**YOUR TASK:**
Filter the records below for the word "September". Copy each line that holds it.

**PROVIDED MATERIAL:**
/---

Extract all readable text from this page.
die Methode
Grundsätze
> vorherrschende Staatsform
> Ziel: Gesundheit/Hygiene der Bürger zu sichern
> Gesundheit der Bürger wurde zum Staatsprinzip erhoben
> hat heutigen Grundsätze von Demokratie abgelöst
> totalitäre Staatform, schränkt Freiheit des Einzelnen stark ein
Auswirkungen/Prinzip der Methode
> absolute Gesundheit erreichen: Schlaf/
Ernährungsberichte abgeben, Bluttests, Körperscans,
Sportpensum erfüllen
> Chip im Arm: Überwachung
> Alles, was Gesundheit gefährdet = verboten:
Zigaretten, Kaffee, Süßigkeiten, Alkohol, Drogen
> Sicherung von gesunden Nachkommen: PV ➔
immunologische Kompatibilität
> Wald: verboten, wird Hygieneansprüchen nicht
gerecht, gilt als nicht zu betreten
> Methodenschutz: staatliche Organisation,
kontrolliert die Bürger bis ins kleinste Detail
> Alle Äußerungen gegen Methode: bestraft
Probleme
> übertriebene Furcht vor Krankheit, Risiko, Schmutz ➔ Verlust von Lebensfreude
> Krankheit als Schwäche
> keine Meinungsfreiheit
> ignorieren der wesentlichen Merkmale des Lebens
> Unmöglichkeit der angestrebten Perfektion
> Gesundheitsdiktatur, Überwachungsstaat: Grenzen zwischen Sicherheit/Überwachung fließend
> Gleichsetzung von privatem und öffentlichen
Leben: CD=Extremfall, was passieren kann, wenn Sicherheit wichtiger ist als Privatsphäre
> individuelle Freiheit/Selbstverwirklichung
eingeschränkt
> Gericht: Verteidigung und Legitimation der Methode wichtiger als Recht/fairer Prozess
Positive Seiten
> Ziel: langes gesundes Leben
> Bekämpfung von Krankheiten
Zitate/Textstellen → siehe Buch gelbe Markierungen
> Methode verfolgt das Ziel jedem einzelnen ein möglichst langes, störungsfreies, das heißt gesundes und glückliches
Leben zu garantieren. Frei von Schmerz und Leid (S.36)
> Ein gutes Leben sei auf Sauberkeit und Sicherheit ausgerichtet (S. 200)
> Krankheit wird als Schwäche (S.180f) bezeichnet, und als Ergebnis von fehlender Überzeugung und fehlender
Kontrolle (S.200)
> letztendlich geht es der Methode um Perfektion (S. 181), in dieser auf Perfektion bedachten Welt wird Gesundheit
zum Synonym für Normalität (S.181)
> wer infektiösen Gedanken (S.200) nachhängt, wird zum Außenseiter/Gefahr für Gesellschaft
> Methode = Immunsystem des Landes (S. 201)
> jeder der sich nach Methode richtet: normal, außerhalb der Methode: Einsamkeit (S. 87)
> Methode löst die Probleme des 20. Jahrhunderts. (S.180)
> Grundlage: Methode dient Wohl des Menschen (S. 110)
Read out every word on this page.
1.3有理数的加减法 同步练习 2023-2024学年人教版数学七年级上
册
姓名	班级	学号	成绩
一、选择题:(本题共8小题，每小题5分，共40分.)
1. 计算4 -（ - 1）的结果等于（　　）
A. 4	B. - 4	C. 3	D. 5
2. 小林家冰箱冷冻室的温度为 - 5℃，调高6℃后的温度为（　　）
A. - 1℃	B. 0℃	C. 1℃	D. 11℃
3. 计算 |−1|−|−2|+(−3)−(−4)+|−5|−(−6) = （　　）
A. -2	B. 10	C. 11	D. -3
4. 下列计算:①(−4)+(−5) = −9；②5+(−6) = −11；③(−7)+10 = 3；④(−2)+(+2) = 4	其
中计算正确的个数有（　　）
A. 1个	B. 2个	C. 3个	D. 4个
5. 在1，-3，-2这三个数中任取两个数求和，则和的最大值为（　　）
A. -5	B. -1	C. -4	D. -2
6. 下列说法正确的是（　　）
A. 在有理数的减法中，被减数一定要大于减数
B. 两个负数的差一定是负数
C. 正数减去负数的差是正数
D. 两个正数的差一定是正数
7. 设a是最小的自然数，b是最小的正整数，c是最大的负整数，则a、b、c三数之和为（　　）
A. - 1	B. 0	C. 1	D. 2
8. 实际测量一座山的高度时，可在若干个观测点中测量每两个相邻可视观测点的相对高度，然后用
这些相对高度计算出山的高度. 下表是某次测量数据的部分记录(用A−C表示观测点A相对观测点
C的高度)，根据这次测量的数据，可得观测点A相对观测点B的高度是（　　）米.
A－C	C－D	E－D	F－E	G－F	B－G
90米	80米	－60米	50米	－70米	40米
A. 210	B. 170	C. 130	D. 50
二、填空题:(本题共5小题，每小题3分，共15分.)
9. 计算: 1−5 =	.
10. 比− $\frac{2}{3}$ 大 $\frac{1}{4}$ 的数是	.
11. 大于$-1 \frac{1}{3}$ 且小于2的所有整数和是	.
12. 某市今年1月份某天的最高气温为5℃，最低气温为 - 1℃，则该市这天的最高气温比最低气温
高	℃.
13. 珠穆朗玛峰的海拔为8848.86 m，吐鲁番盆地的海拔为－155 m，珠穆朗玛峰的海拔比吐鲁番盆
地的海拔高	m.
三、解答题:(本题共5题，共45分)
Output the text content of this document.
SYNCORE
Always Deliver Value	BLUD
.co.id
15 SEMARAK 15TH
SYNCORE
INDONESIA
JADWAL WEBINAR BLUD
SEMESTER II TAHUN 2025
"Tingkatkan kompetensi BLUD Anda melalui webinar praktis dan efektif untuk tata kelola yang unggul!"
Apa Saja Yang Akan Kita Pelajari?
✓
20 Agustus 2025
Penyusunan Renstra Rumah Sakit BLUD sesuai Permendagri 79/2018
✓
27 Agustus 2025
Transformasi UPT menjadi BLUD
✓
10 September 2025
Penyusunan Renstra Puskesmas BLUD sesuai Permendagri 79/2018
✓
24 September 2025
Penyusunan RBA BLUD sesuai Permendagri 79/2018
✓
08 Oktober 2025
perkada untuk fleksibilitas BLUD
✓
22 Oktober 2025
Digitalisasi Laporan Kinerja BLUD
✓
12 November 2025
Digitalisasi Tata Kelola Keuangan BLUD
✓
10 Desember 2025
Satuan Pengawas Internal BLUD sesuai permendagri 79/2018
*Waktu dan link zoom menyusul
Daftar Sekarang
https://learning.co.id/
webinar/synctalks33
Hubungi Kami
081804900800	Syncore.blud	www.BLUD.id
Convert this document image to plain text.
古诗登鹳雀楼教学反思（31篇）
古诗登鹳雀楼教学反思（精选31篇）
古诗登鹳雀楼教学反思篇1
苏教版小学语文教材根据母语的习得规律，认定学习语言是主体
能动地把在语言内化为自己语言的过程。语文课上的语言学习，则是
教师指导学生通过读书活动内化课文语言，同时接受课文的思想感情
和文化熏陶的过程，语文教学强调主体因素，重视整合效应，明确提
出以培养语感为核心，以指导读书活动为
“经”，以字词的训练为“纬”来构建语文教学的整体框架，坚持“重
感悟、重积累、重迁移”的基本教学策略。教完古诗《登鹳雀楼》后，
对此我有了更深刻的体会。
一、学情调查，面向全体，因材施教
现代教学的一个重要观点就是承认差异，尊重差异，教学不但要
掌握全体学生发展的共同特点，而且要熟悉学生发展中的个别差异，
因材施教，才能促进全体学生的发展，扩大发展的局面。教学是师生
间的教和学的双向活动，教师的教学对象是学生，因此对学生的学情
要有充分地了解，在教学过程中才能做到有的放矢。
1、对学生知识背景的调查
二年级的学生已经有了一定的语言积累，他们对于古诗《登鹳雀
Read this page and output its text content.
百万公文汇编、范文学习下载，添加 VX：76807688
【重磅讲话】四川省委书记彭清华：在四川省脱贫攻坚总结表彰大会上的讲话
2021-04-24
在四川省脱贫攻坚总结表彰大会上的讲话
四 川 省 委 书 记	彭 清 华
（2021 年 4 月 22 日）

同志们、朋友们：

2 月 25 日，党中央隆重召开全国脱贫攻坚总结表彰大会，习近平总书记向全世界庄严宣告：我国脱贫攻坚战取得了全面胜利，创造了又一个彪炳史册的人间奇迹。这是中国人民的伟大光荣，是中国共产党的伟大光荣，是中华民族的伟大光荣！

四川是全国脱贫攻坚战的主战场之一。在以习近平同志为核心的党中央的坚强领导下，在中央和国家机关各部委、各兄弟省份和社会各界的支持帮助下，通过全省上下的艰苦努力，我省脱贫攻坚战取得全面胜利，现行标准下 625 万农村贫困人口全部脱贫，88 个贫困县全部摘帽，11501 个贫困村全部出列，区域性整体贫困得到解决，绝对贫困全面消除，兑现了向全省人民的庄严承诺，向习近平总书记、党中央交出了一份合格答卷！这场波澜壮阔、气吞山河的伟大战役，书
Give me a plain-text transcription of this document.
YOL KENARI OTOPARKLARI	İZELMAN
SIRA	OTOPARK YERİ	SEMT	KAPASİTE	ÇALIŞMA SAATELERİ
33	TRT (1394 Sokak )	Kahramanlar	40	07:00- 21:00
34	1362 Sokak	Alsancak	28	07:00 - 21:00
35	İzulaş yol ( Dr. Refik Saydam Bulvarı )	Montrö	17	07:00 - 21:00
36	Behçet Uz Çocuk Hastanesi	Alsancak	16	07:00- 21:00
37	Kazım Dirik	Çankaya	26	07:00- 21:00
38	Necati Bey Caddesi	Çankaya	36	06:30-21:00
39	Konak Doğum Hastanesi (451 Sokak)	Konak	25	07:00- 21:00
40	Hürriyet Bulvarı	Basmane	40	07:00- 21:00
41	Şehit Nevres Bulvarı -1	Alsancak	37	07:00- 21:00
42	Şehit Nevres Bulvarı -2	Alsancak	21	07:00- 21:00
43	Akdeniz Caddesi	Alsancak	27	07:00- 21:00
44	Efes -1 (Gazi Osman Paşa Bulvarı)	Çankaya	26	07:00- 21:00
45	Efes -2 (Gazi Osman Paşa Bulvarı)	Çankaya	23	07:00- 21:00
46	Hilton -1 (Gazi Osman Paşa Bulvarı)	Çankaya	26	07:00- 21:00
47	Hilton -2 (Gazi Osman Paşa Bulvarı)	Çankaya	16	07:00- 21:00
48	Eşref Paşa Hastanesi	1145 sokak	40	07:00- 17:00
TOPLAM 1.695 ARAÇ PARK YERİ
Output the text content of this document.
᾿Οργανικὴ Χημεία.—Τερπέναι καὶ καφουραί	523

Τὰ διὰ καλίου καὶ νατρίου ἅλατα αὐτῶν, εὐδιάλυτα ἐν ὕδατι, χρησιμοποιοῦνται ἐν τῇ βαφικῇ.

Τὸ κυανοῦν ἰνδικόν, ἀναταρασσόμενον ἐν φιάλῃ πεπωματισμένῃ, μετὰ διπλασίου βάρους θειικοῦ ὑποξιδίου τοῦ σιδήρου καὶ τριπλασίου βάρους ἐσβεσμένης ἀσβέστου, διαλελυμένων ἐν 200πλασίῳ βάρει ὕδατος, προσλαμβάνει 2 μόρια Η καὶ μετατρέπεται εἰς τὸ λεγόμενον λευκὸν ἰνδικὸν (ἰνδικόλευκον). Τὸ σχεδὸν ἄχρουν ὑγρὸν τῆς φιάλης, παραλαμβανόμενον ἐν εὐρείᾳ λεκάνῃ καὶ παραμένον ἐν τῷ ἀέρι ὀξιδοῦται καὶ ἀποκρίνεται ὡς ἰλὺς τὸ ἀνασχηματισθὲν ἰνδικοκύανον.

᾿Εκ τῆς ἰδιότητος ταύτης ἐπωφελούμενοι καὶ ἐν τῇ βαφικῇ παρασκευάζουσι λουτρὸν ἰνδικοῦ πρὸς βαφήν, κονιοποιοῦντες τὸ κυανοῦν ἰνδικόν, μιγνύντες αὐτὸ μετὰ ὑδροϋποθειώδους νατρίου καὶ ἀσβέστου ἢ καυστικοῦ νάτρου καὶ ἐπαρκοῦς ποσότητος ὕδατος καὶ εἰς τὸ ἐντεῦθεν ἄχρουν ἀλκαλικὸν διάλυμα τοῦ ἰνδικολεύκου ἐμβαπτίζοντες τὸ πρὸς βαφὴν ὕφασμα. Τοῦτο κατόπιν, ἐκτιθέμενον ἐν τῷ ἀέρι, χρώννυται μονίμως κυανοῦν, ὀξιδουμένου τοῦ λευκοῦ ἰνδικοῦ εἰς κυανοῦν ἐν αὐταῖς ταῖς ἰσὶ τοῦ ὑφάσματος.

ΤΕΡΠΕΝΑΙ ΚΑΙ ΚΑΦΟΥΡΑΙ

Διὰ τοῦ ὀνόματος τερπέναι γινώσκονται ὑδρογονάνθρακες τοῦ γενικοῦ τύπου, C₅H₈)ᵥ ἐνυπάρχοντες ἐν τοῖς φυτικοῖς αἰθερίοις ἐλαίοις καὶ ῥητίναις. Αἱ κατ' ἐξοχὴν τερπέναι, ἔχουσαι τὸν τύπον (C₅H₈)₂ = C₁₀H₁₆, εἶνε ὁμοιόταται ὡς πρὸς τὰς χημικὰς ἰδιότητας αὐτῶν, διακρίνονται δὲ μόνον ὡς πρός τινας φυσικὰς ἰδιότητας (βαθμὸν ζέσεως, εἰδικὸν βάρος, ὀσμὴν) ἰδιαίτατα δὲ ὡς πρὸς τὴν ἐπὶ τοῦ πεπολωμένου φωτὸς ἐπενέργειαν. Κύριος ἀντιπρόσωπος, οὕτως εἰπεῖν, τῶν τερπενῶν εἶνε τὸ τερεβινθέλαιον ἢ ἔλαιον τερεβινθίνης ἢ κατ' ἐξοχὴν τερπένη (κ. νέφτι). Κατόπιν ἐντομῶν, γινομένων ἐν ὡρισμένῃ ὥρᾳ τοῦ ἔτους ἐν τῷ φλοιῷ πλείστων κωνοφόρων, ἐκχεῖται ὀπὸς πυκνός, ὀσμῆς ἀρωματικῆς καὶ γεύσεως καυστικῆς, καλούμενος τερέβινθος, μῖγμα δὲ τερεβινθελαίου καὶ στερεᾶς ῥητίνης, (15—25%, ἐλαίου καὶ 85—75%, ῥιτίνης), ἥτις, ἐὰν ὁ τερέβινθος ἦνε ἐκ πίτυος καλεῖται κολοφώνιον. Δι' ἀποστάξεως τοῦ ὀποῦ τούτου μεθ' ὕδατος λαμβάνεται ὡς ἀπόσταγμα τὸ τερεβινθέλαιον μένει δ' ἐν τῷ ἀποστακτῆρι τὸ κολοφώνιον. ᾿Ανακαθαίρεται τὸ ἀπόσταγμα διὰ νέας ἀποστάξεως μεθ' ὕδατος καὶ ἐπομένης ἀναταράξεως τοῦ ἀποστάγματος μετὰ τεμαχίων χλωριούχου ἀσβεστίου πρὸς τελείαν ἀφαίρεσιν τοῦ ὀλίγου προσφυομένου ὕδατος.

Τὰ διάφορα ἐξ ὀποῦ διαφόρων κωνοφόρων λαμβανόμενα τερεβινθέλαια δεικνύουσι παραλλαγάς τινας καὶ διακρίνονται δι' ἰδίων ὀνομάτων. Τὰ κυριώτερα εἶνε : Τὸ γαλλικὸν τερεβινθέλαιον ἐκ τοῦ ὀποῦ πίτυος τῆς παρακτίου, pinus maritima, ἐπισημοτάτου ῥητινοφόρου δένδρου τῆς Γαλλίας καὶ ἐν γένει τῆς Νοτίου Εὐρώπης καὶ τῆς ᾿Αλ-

\---

**RESULT:**
10 September 2025
24 September 2025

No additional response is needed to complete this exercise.